* **GIVEN TEXT**:
◆ ◆ ◆ ◆
UAW pledges new approach to members for FCA deal
United Auto Workers leaders are promising to handle a second round of contract talks with Fiat Chrysler Automobiles NV differently than the first discussions that culminated with membership overwhelmingly voting down a tentative four-year deal.
In separate messages published online Monday, UAW President Dennis Williams and Vice President Norwood Jewell said they will not only address members’ issues with the contract itself, but communicate better with updates between leadership and the 40,000 rank-and-file with Fiat Chrysler.
“Our responsibility is to you, the membership,” Williams said in a message to employees Sunday that was posted online Monday morning. “We are going to continue to bargain on your behalf. We are also going to tell the whole story. This is a very serious situation. I ask that you get the facts as we continue to address your issues.”
Both messages were blunt and encouraged members to not be influenced by outside influences and get their information from UAW.org or the union’s official Facebook page.
“This would have been good to do two weeks ago,” said Kristin Dziczek, Center for Automotive Research director of Industry & Labor Group. “There’s greater explanation in this letter than the membership have had in print prior to this.”
Jewell’s message — published Monday afternoon — promised that updates on negotiations would be published “as they become available,” which would be a significant change from leadership asking membership to be patient and wait until a tentative contract was reached.
“Your voice was clear and we have headed back to address the issues that were raised,” he said in the statement Monday afternoon. “It is encouraging when so many others say unions are not relevant, that our UAW-FCA membership sees it differently.”
◆ ◆ ◆ ◆
* **DATASET EXTRACT**:
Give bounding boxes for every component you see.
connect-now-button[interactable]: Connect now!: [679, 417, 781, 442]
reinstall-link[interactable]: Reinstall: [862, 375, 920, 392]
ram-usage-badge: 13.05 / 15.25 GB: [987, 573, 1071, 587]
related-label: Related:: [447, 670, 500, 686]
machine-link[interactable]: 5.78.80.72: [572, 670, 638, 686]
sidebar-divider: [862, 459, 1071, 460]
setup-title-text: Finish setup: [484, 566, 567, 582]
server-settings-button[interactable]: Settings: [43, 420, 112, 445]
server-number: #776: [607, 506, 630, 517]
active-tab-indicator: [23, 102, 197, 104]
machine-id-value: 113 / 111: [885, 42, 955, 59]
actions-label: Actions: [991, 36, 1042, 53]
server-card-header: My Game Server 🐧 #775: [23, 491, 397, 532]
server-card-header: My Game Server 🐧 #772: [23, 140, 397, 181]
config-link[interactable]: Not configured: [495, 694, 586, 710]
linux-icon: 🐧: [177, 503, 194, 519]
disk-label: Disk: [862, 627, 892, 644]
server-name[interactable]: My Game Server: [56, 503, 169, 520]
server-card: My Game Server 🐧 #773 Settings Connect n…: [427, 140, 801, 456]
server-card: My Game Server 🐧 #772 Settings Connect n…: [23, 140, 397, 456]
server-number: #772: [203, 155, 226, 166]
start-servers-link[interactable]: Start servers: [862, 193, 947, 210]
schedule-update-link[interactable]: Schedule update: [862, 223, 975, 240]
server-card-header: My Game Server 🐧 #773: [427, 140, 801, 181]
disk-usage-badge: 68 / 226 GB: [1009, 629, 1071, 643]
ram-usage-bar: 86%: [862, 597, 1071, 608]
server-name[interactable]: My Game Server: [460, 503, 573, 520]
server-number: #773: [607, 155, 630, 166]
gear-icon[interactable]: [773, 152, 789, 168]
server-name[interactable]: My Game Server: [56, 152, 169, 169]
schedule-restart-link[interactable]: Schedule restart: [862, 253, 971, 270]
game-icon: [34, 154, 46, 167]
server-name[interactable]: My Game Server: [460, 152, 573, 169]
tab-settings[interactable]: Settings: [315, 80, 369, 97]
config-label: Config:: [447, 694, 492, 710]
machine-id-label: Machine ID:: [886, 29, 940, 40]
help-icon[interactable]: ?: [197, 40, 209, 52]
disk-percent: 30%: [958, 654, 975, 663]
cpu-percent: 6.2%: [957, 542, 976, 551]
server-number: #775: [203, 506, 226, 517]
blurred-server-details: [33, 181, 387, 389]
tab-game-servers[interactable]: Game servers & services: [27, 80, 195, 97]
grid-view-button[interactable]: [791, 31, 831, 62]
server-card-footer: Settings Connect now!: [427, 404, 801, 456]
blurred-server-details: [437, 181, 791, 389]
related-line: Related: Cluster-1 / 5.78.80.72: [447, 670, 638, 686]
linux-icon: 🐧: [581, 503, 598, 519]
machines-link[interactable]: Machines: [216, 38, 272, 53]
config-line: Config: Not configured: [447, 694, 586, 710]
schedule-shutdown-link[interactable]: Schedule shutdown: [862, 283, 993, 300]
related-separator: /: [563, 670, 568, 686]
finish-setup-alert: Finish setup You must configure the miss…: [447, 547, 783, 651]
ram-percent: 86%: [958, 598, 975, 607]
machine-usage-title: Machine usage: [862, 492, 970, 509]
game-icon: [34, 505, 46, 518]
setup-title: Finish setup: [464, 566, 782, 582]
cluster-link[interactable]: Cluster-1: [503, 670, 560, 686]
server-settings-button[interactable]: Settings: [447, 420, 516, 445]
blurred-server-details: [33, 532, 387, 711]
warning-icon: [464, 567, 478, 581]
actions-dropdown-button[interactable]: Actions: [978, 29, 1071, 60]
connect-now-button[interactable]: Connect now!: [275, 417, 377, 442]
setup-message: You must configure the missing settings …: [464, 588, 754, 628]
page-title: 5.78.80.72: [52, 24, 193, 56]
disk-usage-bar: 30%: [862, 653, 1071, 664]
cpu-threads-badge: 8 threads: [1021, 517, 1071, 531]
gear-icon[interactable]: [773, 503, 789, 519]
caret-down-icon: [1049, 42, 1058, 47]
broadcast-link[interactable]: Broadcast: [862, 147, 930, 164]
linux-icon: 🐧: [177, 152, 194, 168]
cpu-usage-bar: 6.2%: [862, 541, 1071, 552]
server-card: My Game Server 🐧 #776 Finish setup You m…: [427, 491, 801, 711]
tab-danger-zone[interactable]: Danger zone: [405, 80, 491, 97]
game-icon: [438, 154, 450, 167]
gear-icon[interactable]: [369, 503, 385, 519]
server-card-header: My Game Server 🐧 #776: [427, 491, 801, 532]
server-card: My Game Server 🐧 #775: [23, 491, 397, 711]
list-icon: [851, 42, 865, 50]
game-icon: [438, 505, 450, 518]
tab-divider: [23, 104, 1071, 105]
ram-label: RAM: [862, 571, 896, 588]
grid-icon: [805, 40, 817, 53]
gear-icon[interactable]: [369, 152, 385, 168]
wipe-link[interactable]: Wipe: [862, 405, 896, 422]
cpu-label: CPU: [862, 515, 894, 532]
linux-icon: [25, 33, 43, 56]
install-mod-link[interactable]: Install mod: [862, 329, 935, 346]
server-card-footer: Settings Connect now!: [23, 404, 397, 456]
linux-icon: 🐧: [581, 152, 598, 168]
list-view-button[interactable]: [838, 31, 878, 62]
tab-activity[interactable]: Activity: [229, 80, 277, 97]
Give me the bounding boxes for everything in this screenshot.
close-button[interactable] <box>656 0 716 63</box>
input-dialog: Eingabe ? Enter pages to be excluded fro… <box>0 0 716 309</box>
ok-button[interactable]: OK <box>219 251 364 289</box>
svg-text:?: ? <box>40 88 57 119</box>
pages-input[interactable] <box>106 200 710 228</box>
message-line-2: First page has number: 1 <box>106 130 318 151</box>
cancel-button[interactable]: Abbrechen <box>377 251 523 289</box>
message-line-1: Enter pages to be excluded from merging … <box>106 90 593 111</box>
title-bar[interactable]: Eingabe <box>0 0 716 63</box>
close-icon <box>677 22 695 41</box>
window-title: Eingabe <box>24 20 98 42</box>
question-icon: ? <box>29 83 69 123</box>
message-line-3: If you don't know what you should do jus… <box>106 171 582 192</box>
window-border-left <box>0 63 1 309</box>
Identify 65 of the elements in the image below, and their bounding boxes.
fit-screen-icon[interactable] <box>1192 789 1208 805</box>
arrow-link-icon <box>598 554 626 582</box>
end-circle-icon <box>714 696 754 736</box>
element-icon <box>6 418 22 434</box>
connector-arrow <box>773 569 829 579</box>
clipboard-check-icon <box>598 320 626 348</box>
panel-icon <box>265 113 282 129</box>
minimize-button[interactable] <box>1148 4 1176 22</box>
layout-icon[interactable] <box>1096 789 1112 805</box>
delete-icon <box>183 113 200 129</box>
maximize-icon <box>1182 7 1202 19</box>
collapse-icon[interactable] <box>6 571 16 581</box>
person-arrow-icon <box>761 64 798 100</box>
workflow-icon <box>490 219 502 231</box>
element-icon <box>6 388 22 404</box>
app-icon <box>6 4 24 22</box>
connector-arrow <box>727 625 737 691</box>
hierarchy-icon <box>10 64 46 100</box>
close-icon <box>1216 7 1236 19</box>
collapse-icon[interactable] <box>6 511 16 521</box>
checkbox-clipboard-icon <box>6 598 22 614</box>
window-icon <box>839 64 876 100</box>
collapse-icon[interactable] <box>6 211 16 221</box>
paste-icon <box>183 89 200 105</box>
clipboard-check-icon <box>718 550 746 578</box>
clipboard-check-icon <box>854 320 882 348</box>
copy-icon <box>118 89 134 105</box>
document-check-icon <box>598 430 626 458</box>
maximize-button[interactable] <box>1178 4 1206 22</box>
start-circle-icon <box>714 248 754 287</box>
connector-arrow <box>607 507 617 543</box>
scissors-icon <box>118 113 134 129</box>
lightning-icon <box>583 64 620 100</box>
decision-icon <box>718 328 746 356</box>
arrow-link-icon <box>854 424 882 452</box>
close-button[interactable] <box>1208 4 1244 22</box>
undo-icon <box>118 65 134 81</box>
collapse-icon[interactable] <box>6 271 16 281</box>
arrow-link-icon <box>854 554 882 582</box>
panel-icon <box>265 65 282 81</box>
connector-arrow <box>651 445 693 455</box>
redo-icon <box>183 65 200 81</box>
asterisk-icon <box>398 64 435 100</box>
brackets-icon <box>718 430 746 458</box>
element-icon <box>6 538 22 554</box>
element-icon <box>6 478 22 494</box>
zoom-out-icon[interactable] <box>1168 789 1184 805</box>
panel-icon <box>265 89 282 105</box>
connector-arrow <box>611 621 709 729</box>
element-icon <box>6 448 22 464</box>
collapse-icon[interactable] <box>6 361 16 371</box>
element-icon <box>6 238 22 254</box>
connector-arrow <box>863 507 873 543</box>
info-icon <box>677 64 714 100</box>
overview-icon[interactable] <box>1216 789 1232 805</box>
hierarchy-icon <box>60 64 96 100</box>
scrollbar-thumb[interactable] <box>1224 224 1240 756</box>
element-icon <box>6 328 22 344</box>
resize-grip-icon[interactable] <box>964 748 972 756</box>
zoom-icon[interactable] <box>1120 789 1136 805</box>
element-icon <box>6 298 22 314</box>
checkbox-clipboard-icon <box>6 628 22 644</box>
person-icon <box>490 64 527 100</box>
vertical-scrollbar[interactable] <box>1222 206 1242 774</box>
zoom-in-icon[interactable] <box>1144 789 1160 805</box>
◆ ◆ ◆ ◆
* **REQUIREMENT**: Retype the passage from the article above on the UAW's Fiat Chrysler contract talks, between "Jewell’s message —" and "contract was reached.", inclusive.

* **PROBLEM SOLUTION**:
Jewell’s message — published Monday afternoon — promised that updates on negotiations would be published “as they become available,” which would be a significant change from leadership asking membership to be patient and wait until a tentative contract was reached.